• _DIRECTIONS_: Transcribe the entries below exactly.

• _MATERIALS PROVIDED_:
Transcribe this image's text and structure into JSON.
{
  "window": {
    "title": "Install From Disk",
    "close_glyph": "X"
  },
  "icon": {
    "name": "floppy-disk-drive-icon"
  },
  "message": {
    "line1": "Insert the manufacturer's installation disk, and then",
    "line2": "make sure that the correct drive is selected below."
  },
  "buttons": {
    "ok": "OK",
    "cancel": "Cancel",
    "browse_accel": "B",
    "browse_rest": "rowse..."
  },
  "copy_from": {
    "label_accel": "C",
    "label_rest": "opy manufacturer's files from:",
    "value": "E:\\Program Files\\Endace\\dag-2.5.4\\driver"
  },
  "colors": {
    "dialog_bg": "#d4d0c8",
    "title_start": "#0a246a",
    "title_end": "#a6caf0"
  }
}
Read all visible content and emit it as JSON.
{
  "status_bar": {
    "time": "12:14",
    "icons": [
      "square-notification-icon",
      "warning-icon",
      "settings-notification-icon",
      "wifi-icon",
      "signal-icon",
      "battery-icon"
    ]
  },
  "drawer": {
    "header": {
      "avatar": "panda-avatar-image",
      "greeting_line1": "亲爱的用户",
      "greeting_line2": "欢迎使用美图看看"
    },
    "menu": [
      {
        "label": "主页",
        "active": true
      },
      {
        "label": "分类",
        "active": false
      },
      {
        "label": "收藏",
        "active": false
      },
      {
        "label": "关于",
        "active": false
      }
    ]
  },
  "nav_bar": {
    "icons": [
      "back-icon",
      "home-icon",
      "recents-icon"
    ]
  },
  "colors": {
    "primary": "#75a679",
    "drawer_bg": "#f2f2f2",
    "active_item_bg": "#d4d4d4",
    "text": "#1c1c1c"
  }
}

• _EXERCISE ANSWER_:
Transcribe this image's text and structure into JSON.
{
  "window": {
    "title": "Install From Disk",
    "close_glyph": "X"
  },
  "icon": {
    "name": "floppy-disk-drive-icon"
  },
  "message": {
    "line1": "Insert the manufacturer's installation disk, and then",
    "line2": "make sure that the correct drive is selected below."
  },
  "buttons": {
    "ok": "OK",
    "cancel": "Cancel",
    "browse_accel": "B",
    "browse_rest": "rowse..."
  },
  "copy_from": {
    "label_accel": "C",
    "label_rest": "opy manufacturer's files from:",
    "value": "E:\\Program Files\\Endace\\dag-2.5.4\\driver"
  },
  "colors": {
    "dialog_bg": "#d4d0c8",
    "title_start": "#0a246a",
    "title_end": "#a6caf0"
  }
}
Read all visible content and emit it as JSON.
{
  "status_bar": {
    "time": "12:14",
    "icons": [
      "square-notification-icon",
      "warning-icon",
      "settings-notification-icon",
      "wifi-icon",
      "signal-icon",
      "battery-icon"
    ]
  },
  "drawer": {
    "header": {
      "avatar": "panda-avatar-image",
      "greeting_line1": "亲爱的用户",
      "greeting_line2": "欢迎使用美图看看"
    },
    "menu": [
      {
        "label": "主页",
        "active": true
      },
      {
        "label": "分类",
        "active": false
      },
      {
        "label": "收藏",
        "active": false
      },
      {
        "label": "关于",
        "active": false
      }
    ]
  },
  "nav_bar": {
    "icons": [
      "back-icon",
      "home-icon",
      "recents-icon"
    ]
  },
  "colors": {
    "primary": "#75a679",
    "drawer_bg": "#f2f2f2",
    "active_item_bg": "#d4d4d4",
    "text": "#1c1c1c"
  }
}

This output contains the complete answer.